** START SOURCE RECORDS **
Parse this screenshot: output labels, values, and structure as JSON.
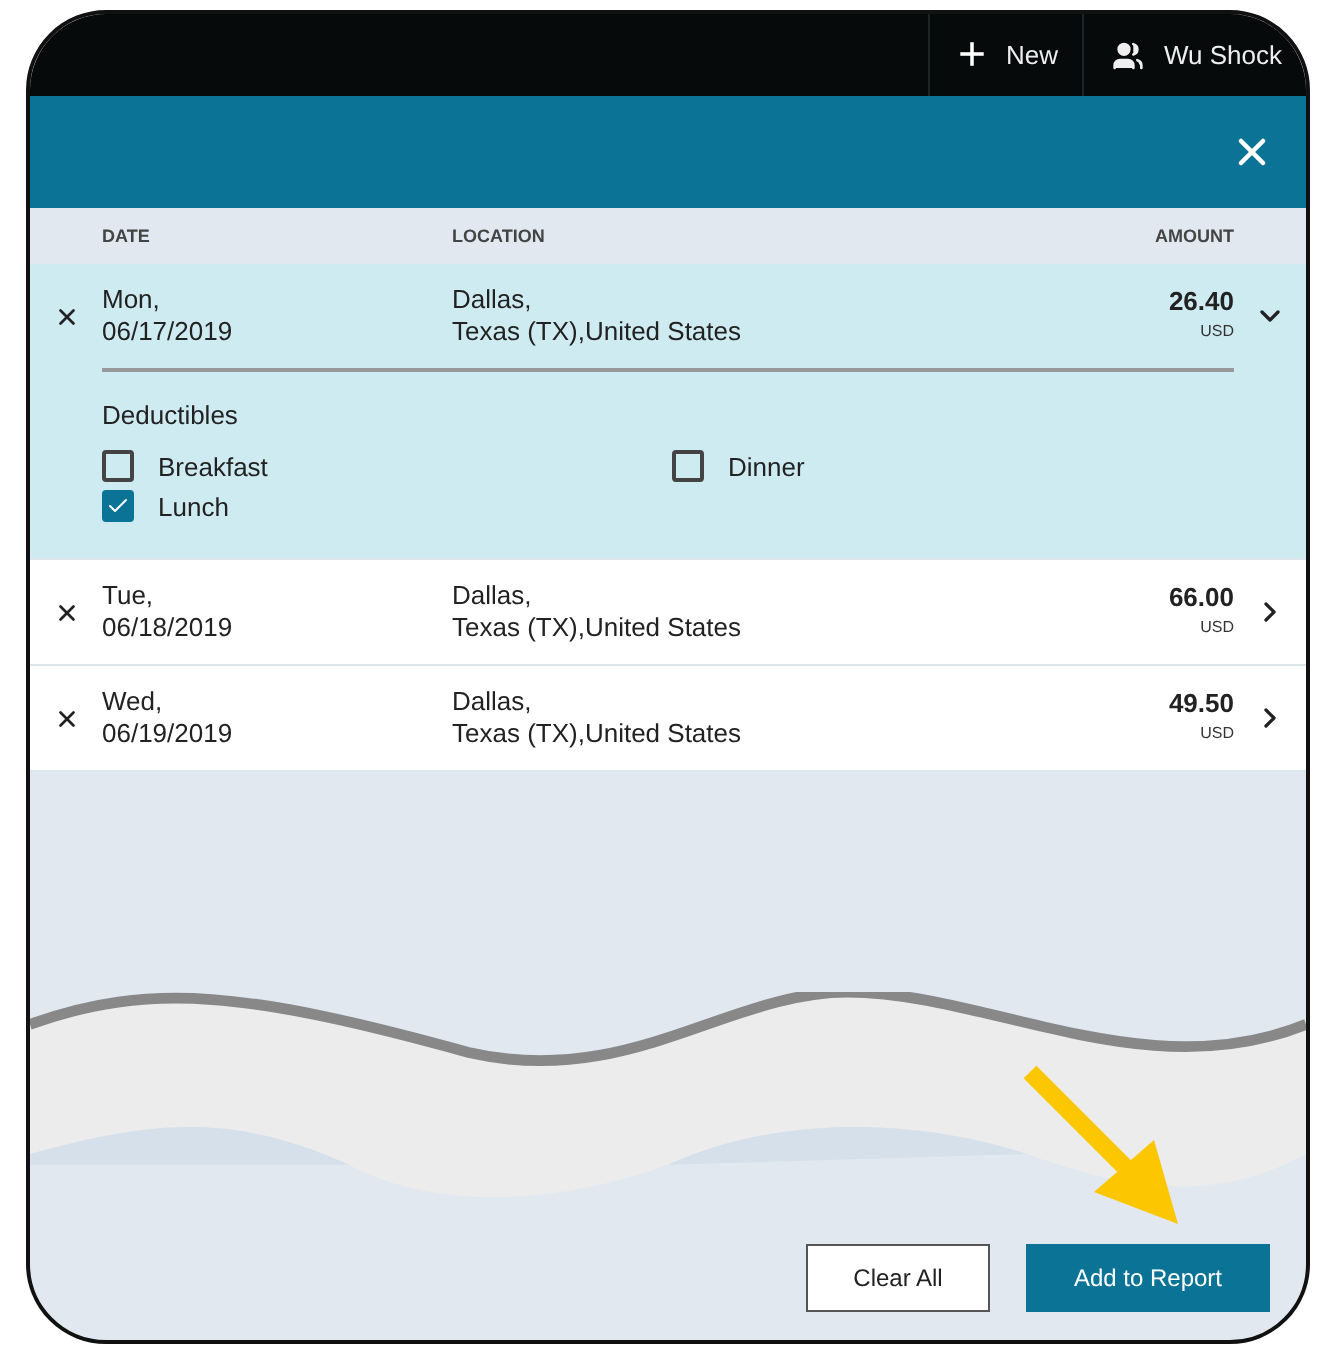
{
  "top_bar": {
    "new_button": {
      "icon": "+",
      "label": "New"
    },
    "user": {
      "name": "Wu Shock"
    }
  },
  "columns": [
    "DATE",
    "LOCATION",
    "AMOUNT"
  ],
  "rows": [
    {
      "day": "Mon,",
      "date": "06/17/2019",
      "city": "Dallas,",
      "region": "Texas (TX),United States",
      "amount": "26.40",
      "currency": "USD",
      "expanded": true,
      "deductibles": {
        "title": "Deductibles",
        "items": [
          {
            "label": "Breakfast",
            "checked": false
          },
          {
            "label": "Dinner",
            "checked": false
          },
          {
            "label": "Lunch",
            "checked": true
          }
        ]
      }
    },
    {
      "day": "Tue,",
      "date": "06/18/2019",
      "city": "Dallas,",
      "region": "Texas (TX),United States",
      "amount": "66.00",
      "currency": "USD",
      "expanded": false
    },
    {
      "day": "Wed,",
      "date": "06/19/2019",
      "city": "Dallas,",
      "region": "Texas (TX),United States",
      "amount": "49.50",
      "currency": "USD",
      "expanded": false
    }
  ],
  "buttons": [
    {
      "label": "Clear All",
      "kind": "secondary"
    },
    {
      "label": "Add to Report",
      "kind": "primary"
    }
  ]
}
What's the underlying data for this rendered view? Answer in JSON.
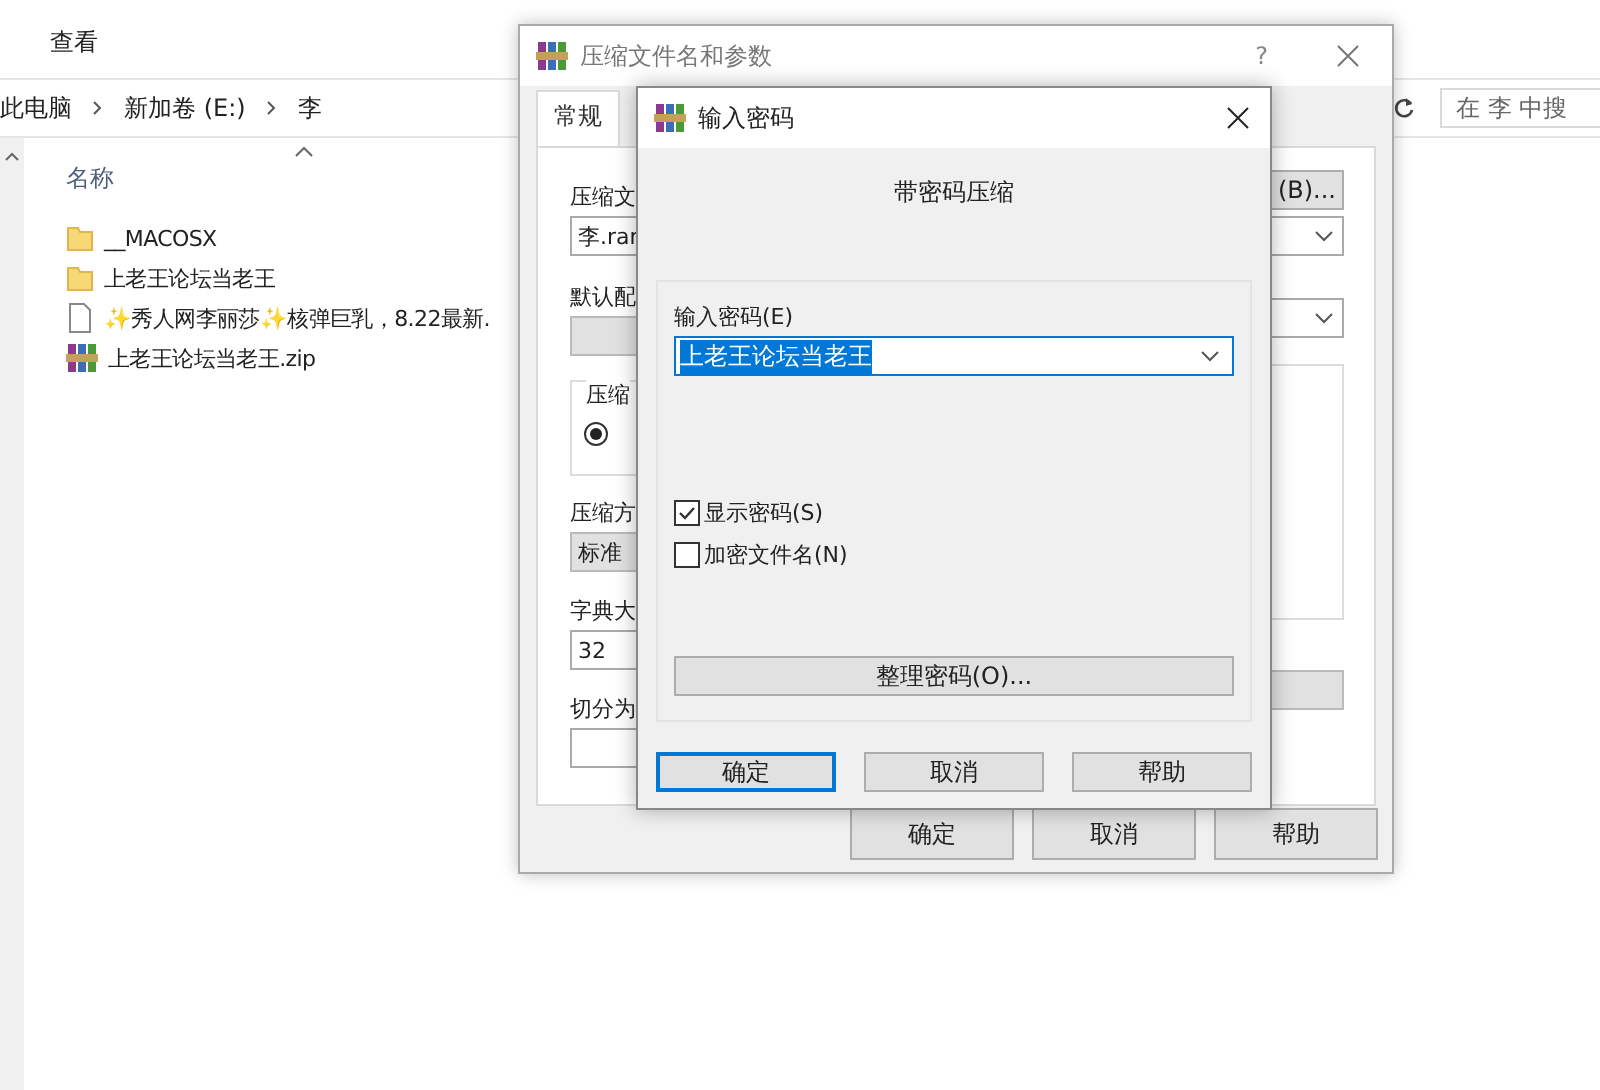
{
  "explorer": {
    "ribbon_tab": "查看",
    "breadcrumb": [
      "此电脑",
      "新加卷 (E:)",
      "李"
    ],
    "search": {
      "placeholder": "在 李 中搜"
    },
    "column": "名称",
    "files": [
      {
        "name": "__MACOSX",
        "kind": "folder"
      },
      {
        "name": "上老王论坛当老王",
        "kind": "folder"
      },
      {
        "name": "✨秀人网李丽莎✨核弹巨乳，8.22最新.",
        "kind": "file"
      },
      {
        "name": "上老王论坛当老王.zip",
        "kind": "archive"
      }
    ]
  },
  "archive_dialog": {
    "title": "压缩文件名和参数",
    "help": "?",
    "tabs": [
      {
        "label": "常规",
        "selected": true
      }
    ],
    "name_label": "压缩文",
    "name_value": "李.rar",
    "browse_button": "(B)...",
    "profile_label": "默认配",
    "format_group": "压缩",
    "format_option": {
      "selected": true
    },
    "method_label": "压缩方",
    "method_value": "标准",
    "dict_label": "字典大",
    "dict_value": "32",
    "split_label": "切分为",
    "buttons": [
      "确定",
      "取消",
      "帮助"
    ]
  },
  "password_dialog": {
    "title": "输入密码",
    "heading": "带密码压缩",
    "password_label": "输入密码(E)",
    "password_value": "上老王论坛当老王",
    "options": [
      {
        "label": "显示密码(S)",
        "checked": true
      },
      {
        "label": "加密文件名(N)",
        "checked": false
      }
    ],
    "manage_button": "整理密码(O)...",
    "buttons": [
      {
        "label": "确定",
        "default": true
      },
      {
        "label": "取消",
        "default": false
      },
      {
        "label": "帮助",
        "default": false
      }
    ]
  }
}
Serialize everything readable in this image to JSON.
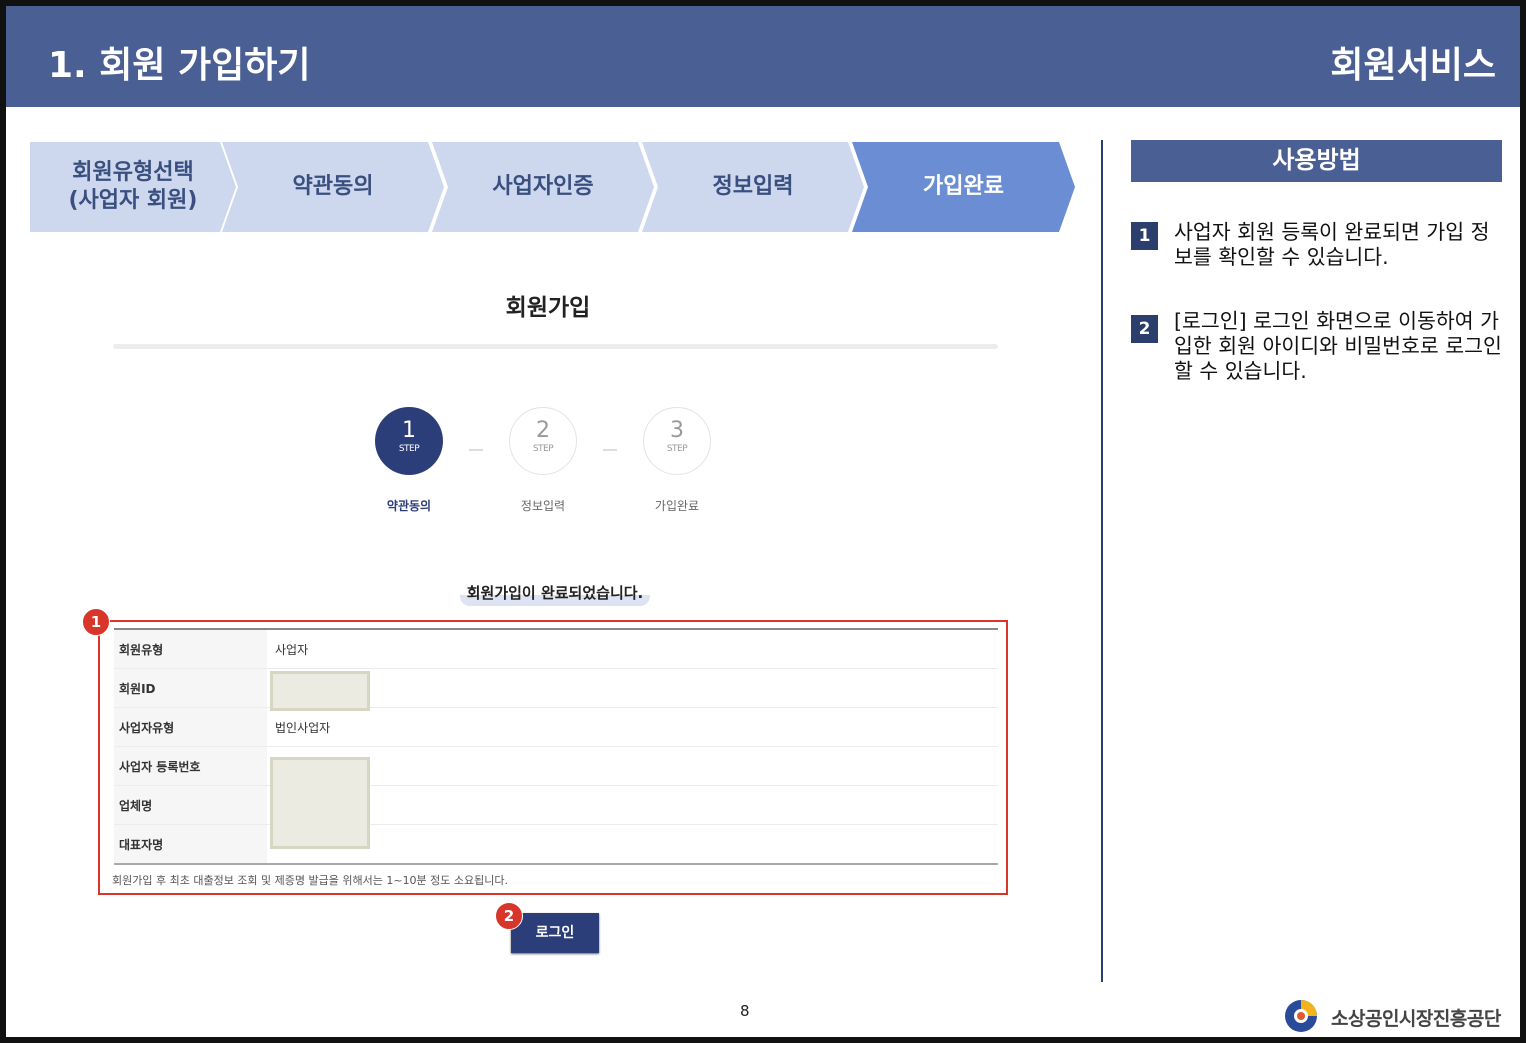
{
  "header": {
    "title": "1. 회원 가입하기",
    "service": "회원서비스"
  },
  "process_steps": [
    {
      "label": "회원유형선택\n(사업자 회원)",
      "state": "inactive"
    },
    {
      "label": "약관동의",
      "state": "inactive"
    },
    {
      "label": "사업자인증",
      "state": "inactive"
    },
    {
      "label": "정보입력",
      "state": "inactive"
    },
    {
      "label": "가입완료",
      "state": "active"
    }
  ],
  "howto": {
    "heading": "사용방법",
    "items": [
      {
        "num": "1",
        "text": "사업자 회원 등록이 완료되면 가입 정보를 확인할 수 있습니다."
      },
      {
        "num": "2",
        "text": "[로그인] 로그인 화면으로 이동하여 가입한 회원 아이디와 비밀번호로 로그인할 수 있습니다."
      }
    ]
  },
  "screen": {
    "title": "회원가입",
    "steps": [
      {
        "num": "1",
        "sub": "STEP",
        "label": "약관동의",
        "active": true
      },
      {
        "num": "2",
        "sub": "STEP",
        "label": "정보입력",
        "active": false
      },
      {
        "num": "3",
        "sub": "STEP",
        "label": "가입완료",
        "active": false
      }
    ],
    "complete_message": "회원가입이 완료되었습니다.",
    "info_rows": [
      {
        "label": "회원유형",
        "value": "사업자"
      },
      {
        "label": "회원ID",
        "value": ""
      },
      {
        "label": "사업자유형",
        "value": "법인사업자"
      },
      {
        "label": "사업자 등록번호",
        "value": ""
      },
      {
        "label": "업체명",
        "value": ""
      },
      {
        "label": "대표자명",
        "value": ""
      }
    ],
    "note": "회원가입 후 최초 대출정보 조회 및 제증명 발급을 위해서는 1~10분 정도 소요됩니다.",
    "login_button": "로그인",
    "badges": [
      "1",
      "2"
    ]
  },
  "footer": {
    "page_number": "8",
    "org_name": "소상공인시장진흥공단"
  },
  "colors": {
    "header_bg": "#4a5f93",
    "step_light": "#cdd8ee",
    "step_active": "#6b8dd3",
    "highlight_red": "#d9362b",
    "navy": "#2c3e7a"
  }
}
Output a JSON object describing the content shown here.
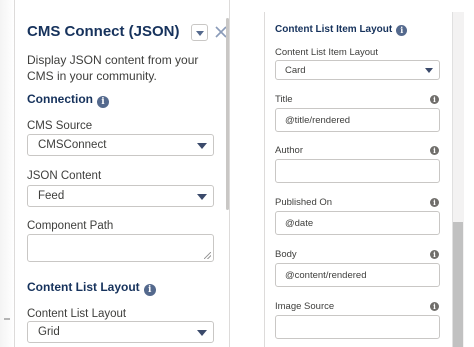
{
  "left_panel": {
    "title": "CMS Connect (JSON)",
    "description": "Display JSON content from your CMS in your community.",
    "connection_heading": "Connection",
    "cms_source": {
      "label": "CMS Source",
      "value": "CMSConnect"
    },
    "json_content": {
      "label": "JSON Content",
      "value": "Feed"
    },
    "component_path": {
      "label": "Component Path",
      "value": ""
    },
    "content_list_heading": "Content List Layout",
    "content_list_layout": {
      "label": "Content List Layout",
      "value": "Grid"
    }
  },
  "right_panel": {
    "heading": "Content List Item Layout",
    "item_layout": {
      "label": "Content List Item Layout",
      "value": "Card"
    },
    "fields": [
      {
        "label": "Title",
        "value": "@title/rendered"
      },
      {
        "label": "Author",
        "value": ""
      },
      {
        "label": "Published On",
        "value": "@date"
      },
      {
        "label": "Body",
        "value": "@content/rendered"
      },
      {
        "label": "Image Source",
        "value": ""
      }
    ]
  },
  "icons": {
    "info": "i",
    "close": "close-icon",
    "dropdown": "chevron-down-icon"
  },
  "colors": {
    "heading": "#16325c",
    "info_icon": "#54698d",
    "border": "#c9c7c5"
  }
}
** END SOURCE RECORDS **
◆ WHAT YOU NEED TO DO
Copy the entries exactly. Leave out the images.

◆ ANSWER BELOW
Parse this screenshot: output labels, values, and structure as JSON.
{
  "top_bar": {
    "new_button": {
      "icon": "+",
      "label": "New"
    },
    "user": {
      "name": "Wu Shock"
    }
  },
  "columns": [
    "DATE",
    "LOCATION",
    "AMOUNT"
  ],
  "rows": [
    {
      "day": "Mon,",
      "date": "06/17/2019",
      "city": "Dallas,",
      "region": "Texas (TX),United States",
      "amount": "26.40",
      "currency": "USD",
      "expanded": true,
      "deductibles": {
        "title": "Deductibles",
        "items": [
          {
            "label": "Breakfast",
            "checked": false
          },
          {
            "label": "Dinner",
            "checked": false
          },
          {
            "label": "Lunch",
            "checked": true
          }
        ]
      }
    },
    {
      "day": "Tue,",
      "date": "06/18/2019",
      "city": "Dallas,",
      "region": "Texas (TX),United States",
      "amount": "66.00",
      "currency": "USD",
      "expanded": false
    },
    {
      "day": "Wed,",
      "date": "06/19/2019",
      "city": "Dallas,",
      "region": "Texas (TX),United States",
      "amount": "49.50",
      "currency": "USD",
      "expanded": false
    }
  ],
  "buttons": [
    {
      "label": "Clear All",
      "kind": "secondary"
    },
    {
      "label": "Add to Report",
      "kind": "primary"
    }
  ]
}
What's the underlying data for this rendered view? Answer in JSON.
{
  "explorer": {
    "ribbon_tab": "查看",
    "breadcrumb": [
      "此电脑",
      "新加卷 (E:)",
      "李"
    ],
    "search": {
      "placeholder": "在 李 中搜"
    },
    "column": "名称",
    "files": [
      {
        "name": "__MACOSX",
        "kind": "folder"
      },
      {
        "name": "上老王论坛当老王",
        "kind": "folder"
      },
      {
        "name": "✨秀人网李丽莎✨核弹巨乳，8.22最新.",
        "kind": "file"
      },
      {
        "name": "上老王论坛当老王.zip",
        "kind": "archive"
      }
    ]
  },
  "archive_dialog": {
    "title": "压缩文件名和参数",
    "help": "?",
    "tabs": [
      {
        "label": "常规",
        "selected": true
      }
    ],
    "name_label": "压缩文",
    "name_value": "李.rar",
    "browse_button": "(B)...",
    "profile_label": "默认配",
    "format_group": "压缩",
    "format_option": {
      "selected": true
    },
    "method_label": "压缩方",
    "method_value": "标准",
    "dict_label": "字典大",
    "dict_value": "32",
    "split_label": "切分为",
    "buttons": [
      "确定",
      "取消",
      "帮助"
    ]
  },
  "password_dialog": {
    "title": "输入密码",
    "heading": "带密码压缩",
    "password_label": "输入密码(E)",
    "password_value": "上老王论坛当老王",
    "options": [
      {
        "label": "显示密码(S)",
        "checked": true
      },
      {
        "label": "加密文件名(N)",
        "checked": false
      }
    ],
    "manage_button": "整理密码(O)...",
    "buttons": [
      {
        "label": "确定",
        "default": true
      },
      {
        "label": "取消",
        "default": false
      },
      {
        "label": "帮助",
        "default": false
      }
    ]
  }
}
Serialize everything readable in this image to JSON.
{
  "header": {
    "title": "1. 회원 가입하기",
    "service": "회원서비스"
  },
  "process_steps": [
    {
      "label": "회원유형선택\n(사업자 회원)",
      "state": "inactive"
    },
    {
      "label": "약관동의",
      "state": "inactive"
    },
    {
      "label": "사업자인증",
      "state": "inactive"
    },
    {
      "label": "정보입력",
      "state": "inactive"
    },
    {
      "label": "가입완료",
      "state": "active"
    }
  ],
  "howto": {
    "heading": "사용방법",
    "items": [
      {
        "num": "1",
        "text": "사업자 회원 등록이 완료되면 가입 정보를 확인할 수 있습니다."
      },
      {
        "num": "2",
        "text": "[로그인] 로그인 화면으로 이동하여 가입한 회원 아이디와 비밀번호로 로그인할 수 있습니다."
      }
    ]
  },
  "screen": {
    "title": "회원가입",
    "steps": [
      {
        "num": "1",
        "sub": "STEP",
        "label": "약관동의",
        "active": true
      },
      {
        "num": "2",
        "sub": "STEP",
        "label": "정보입력",
        "active": false
      },
      {
        "num": "3",
        "sub": "STEP",
        "label": "가입완료",
        "active": false
      }
    ],
    "complete_message": "회원가입이 완료되었습니다.",
    "info_rows": [
      {
        "label": "회원유형",
        "value": "사업자"
      },
      {
        "label": "회원ID",
        "value": ""
      },
      {
        "label": "사업자유형",
        "value": "법인사업자"
      },
      {
        "label": "사업자 등록번호",
        "value": ""
      },
      {
        "label": "업체명",
        "value": ""
      },
      {
        "label": "대표자명",
        "value": ""
      }
    ],
    "note": "회원가입 후 최초 대출정보 조회 및 제증명 발급을 위해서는 1~10분 정도 소요됩니다.",
    "login_button": "로그인",
    "badges": [
      "1",
      "2"
    ]
  },
  "footer": {
    "page_number": "8",
    "org_name": "소상공인시장진흥공단"
  },
  "colors": {
    "header_bg": "#4a5f93",
    "step_light": "#cdd8ee",
    "step_active": "#6b8dd3",
    "highlight_red": "#d9362b",
    "navy": "#2c3e7a"
  }
}
Output a JSON object describing the content shown here.
{
  "left_panel": {
    "title": "CMS Connect (JSON)",
    "description": "Display JSON content from your CMS in your community.",
    "connection_heading": "Connection",
    "cms_source": {
      "label": "CMS Source",
      "value": "CMSConnect"
    },
    "json_content": {
      "label": "JSON Content",
      "value": "Feed"
    },
    "component_path": {
      "label": "Component Path",
      "value": ""
    },
    "content_list_heading": "Content List Layout",
    "content_list_layout": {
      "label": "Content List Layout",
      "value": "Grid"
    }
  },
  "right_panel": {
    "heading": "Content List Item Layout",
    "item_layout": {
      "label": "Content List Item Layout",
      "value": "Card"
    },
    "fields": [
      {
        "label": "Title",
        "value": "@title/rendered"
      },
      {
        "label": "Author",
        "value": ""
      },
      {
        "label": "Published On",
        "value": "@date"
      },
      {
        "label": "Body",
        "value": "@content/rendered"
      },
      {
        "label": "Image Source",
        "value": ""
      }
    ]
  },
  "icons": {
    "info": "i",
    "close": "close-icon",
    "dropdown": "chevron-down-icon"
  },
  "colors": {
    "heading": "#16325c",
    "info_icon": "#54698d",
    "border": "#c9c7c5"
  }
}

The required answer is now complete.